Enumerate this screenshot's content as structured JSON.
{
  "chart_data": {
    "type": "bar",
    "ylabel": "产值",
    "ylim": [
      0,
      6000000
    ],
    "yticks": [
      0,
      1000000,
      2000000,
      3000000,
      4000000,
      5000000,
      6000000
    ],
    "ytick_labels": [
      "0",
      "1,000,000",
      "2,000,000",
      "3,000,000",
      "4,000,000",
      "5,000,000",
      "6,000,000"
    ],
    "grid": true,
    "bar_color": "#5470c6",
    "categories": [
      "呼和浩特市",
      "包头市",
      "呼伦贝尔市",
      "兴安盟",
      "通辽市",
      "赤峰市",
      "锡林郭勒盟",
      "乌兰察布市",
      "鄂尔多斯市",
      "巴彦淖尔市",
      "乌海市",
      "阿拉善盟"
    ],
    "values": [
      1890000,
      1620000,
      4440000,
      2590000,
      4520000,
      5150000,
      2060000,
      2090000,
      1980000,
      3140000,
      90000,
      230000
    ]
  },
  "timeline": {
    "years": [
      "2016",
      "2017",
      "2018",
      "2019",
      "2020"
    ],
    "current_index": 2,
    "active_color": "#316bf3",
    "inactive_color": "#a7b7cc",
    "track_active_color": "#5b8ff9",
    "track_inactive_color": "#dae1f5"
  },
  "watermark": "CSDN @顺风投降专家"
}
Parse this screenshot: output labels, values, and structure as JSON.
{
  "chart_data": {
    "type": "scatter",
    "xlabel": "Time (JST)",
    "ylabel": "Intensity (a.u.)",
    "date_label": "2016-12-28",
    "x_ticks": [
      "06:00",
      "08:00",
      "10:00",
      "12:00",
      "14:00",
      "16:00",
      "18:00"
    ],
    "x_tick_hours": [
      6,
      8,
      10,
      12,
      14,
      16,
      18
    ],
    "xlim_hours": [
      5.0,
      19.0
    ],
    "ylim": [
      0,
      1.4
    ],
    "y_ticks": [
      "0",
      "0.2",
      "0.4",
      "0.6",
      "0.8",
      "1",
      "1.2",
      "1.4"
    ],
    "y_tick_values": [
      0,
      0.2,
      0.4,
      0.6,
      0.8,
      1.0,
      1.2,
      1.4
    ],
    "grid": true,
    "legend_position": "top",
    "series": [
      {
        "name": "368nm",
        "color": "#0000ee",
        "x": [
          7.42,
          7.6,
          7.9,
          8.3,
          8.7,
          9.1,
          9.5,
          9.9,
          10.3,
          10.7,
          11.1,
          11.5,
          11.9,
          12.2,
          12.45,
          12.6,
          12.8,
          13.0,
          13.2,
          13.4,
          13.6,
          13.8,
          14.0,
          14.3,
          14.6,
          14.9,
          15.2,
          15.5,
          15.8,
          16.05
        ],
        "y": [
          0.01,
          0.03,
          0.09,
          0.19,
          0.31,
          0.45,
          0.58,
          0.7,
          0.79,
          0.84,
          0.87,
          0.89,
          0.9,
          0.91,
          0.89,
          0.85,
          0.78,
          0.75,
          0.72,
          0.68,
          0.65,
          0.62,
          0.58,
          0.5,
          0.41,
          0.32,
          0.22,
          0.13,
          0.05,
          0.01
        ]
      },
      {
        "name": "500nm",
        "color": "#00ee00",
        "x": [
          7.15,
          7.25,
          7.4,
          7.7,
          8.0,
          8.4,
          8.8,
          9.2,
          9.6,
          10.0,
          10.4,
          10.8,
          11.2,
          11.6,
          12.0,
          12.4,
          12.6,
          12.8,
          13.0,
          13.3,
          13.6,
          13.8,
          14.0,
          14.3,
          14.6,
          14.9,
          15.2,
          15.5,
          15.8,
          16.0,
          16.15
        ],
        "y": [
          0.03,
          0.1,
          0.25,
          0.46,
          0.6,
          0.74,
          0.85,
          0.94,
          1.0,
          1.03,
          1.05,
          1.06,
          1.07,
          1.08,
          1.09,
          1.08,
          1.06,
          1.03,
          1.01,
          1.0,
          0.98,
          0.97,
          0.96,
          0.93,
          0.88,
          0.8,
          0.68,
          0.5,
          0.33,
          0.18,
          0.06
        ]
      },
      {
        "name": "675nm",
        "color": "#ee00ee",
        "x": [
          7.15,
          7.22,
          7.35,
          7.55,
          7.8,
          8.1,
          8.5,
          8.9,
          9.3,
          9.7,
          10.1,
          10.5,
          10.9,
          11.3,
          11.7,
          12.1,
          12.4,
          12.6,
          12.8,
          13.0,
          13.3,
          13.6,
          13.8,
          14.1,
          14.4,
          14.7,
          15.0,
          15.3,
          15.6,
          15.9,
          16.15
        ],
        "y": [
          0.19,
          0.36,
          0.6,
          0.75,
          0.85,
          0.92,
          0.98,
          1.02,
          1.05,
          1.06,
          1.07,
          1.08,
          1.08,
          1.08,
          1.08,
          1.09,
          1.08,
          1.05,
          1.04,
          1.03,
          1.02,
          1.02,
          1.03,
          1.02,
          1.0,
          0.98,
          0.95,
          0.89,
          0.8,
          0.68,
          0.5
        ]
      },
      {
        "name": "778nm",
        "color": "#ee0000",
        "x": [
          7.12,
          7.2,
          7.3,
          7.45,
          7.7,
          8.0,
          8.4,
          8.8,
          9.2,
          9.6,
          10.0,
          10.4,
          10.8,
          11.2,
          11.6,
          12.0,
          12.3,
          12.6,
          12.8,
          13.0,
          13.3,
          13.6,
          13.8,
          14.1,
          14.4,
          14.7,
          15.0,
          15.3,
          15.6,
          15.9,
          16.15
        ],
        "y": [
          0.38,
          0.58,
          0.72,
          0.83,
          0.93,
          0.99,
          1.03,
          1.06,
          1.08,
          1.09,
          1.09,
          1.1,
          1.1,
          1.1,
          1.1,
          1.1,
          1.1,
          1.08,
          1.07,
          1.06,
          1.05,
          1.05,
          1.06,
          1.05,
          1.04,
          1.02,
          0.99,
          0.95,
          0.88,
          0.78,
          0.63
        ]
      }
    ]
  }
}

|---|

» Task directions:
Repeat the material from above exactly, word for word.

» Solution for this exercise:
Enumerate this screenshot's content as structured JSON.
{
  "chart_data": {
    "type": "bar",
    "ylabel": "产值",
    "ylim": [
      0,
      6000000
    ],
    "yticks": [
      0,
      1000000,
      2000000,
      3000000,
      4000000,
      5000000,
      6000000
    ],
    "ytick_labels": [
      "0",
      "1,000,000",
      "2,000,000",
      "3,000,000",
      "4,000,000",
      "5,000,000",
      "6,000,000"
    ],
    "grid": true,
    "bar_color": "#5470c6",
    "categories": [
      "呼和浩特市",
      "包头市",
      "呼伦贝尔市",
      "兴安盟",
      "通辽市",
      "赤峰市",
      "锡林郭勒盟",
      "乌兰察布市",
      "鄂尔多斯市",
      "巴彦淖尔市",
      "乌海市",
      "阿拉善盟"
    ],
    "values": [
      1890000,
      1620000,
      4440000,
      2590000,
      4520000,
      5150000,
      2060000,
      2090000,
      1980000,
      3140000,
      90000,
      230000
    ]
  },
  "timeline": {
    "years": [
      "2016",
      "2017",
      "2018",
      "2019",
      "2020"
    ],
    "current_index": 2,
    "active_color": "#316bf3",
    "inactive_color": "#a7b7cc",
    "track_active_color": "#5b8ff9",
    "track_inactive_color": "#dae1f5"
  },
  "watermark": "CSDN @顺风投降专家"
}
Parse this screenshot: output labels, values, and structure as JSON.
{
  "chart_data": {
    "type": "scatter",
    "xlabel": "Time (JST)",
    "ylabel": "Intensity (a.u.)",
    "date_label": "2016-12-28",
    "x_ticks": [
      "06:00",
      "08:00",
      "10:00",
      "12:00",
      "14:00",
      "16:00",
      "18:00"
    ],
    "x_tick_hours": [
      6,
      8,
      10,
      12,
      14,
      16,
      18
    ],
    "xlim_hours": [
      5.0,
      19.0
    ],
    "ylim": [
      0,
      1.4
    ],
    "y_ticks": [
      "0",
      "0.2",
      "0.4",
      "0.6",
      "0.8",
      "1",
      "1.2",
      "1.4"
    ],
    "y_tick_values": [
      0,
      0.2,
      0.4,
      0.6,
      0.8,
      1.0,
      1.2,
      1.4
    ],
    "grid": true,
    "legend_position": "top",
    "series": [
      {
        "name": "368nm",
        "color": "#0000ee",
        "x": [
          7.42,
          7.6,
          7.9,
          8.3,
          8.7,
          9.1,
          9.5,
          9.9,
          10.3,
          10.7,
          11.1,
          11.5,
          11.9,
          12.2,
          12.45,
          12.6,
          12.8,
          13.0,
          13.2,
          13.4,
          13.6,
          13.8,
          14.0,
          14.3,
          14.6,
          14.9,
          15.2,
          15.5,
          15.8,
          16.05
        ],
        "y": [
          0.01,
          0.03,
          0.09,
          0.19,
          0.31,
          0.45,
          0.58,
          0.7,
          0.79,
          0.84,
          0.87,
          0.89,
          0.9,
          0.91,
          0.89,
          0.85,
          0.78,
          0.75,
          0.72,
          0.68,
          0.65,
          0.62,
          0.58,
          0.5,
          0.41,
          0.32,
          0.22,
          0.13,
          0.05,
          0.01
        ]
      },
      {
        "name": "500nm",
        "color": "#00ee00",
        "x": [
          7.15,
          7.25,
          7.4,
          7.7,
          8.0,
          8.4,
          8.8,
          9.2,
          9.6,
          10.0,
          10.4,
          10.8,
          11.2,
          11.6,
          12.0,
          12.4,
          12.6,
          12.8,
          13.0,
          13.3,
          13.6,
          13.8,
          14.0,
          14.3,
          14.6,
          14.9,
          15.2,
          15.5,
          15.8,
          16.0,
          16.15
        ],
        "y": [
          0.03,
          0.1,
          0.25,
          0.46,
          0.6,
          0.74,
          0.85,
          0.94,
          1.0,
          1.03,
          1.05,
          1.06,
          1.07,
          1.08,
          1.09,
          1.08,
          1.06,
          1.03,
          1.01,
          1.0,
          0.98,
          0.97,
          0.96,
          0.93,
          0.88,
          0.8,
          0.68,
          0.5,
          0.33,
          0.18,
          0.06
        ]
      },
      {
        "name": "675nm",
        "color": "#ee00ee",
        "x": [
          7.15,
          7.22,
          7.35,
          7.55,
          7.8,
          8.1,
          8.5,
          8.9,
          9.3,
          9.7,
          10.1,
          10.5,
          10.9,
          11.3,
          11.7,
          12.1,
          12.4,
          12.6,
          12.8,
          13.0,
          13.3,
          13.6,
          13.8,
          14.1,
          14.4,
          14.7,
          15.0,
          15.3,
          15.6,
          15.9,
          16.15
        ],
        "y": [
          0.19,
          0.36,
          0.6,
          0.75,
          0.85,
          0.92,
          0.98,
          1.02,
          1.05,
          1.06,
          1.07,
          1.08,
          1.08,
          1.08,
          1.08,
          1.09,
          1.08,
          1.05,
          1.04,
          1.03,
          1.02,
          1.02,
          1.03,
          1.02,
          1.0,
          0.98,
          0.95,
          0.89,
          0.8,
          0.68,
          0.5
        ]
      },
      {
        "name": "778nm",
        "color": "#ee0000",
        "x": [
          7.12,
          7.2,
          7.3,
          7.45,
          7.7,
          8.0,
          8.4,
          8.8,
          9.2,
          9.6,
          10.0,
          10.4,
          10.8,
          11.2,
          11.6,
          12.0,
          12.3,
          12.6,
          12.8,
          13.0,
          13.3,
          13.6,
          13.8,
          14.1,
          14.4,
          14.7,
          15.0,
          15.3,
          15.6,
          15.9,
          16.15
        ],
        "y": [
          0.38,
          0.58,
          0.72,
          0.83,
          0.93,
          0.99,
          1.03,
          1.06,
          1.08,
          1.09,
          1.09,
          1.1,
          1.1,
          1.1,
          1.1,
          1.1,
          1.1,
          1.08,
          1.07,
          1.06,
          1.05,
          1.05,
          1.06,
          1.05,
          1.04,
          1.02,
          0.99,
          0.95,
          0.88,
          0.78,
          0.63
        ]
      }
    ]
  }
}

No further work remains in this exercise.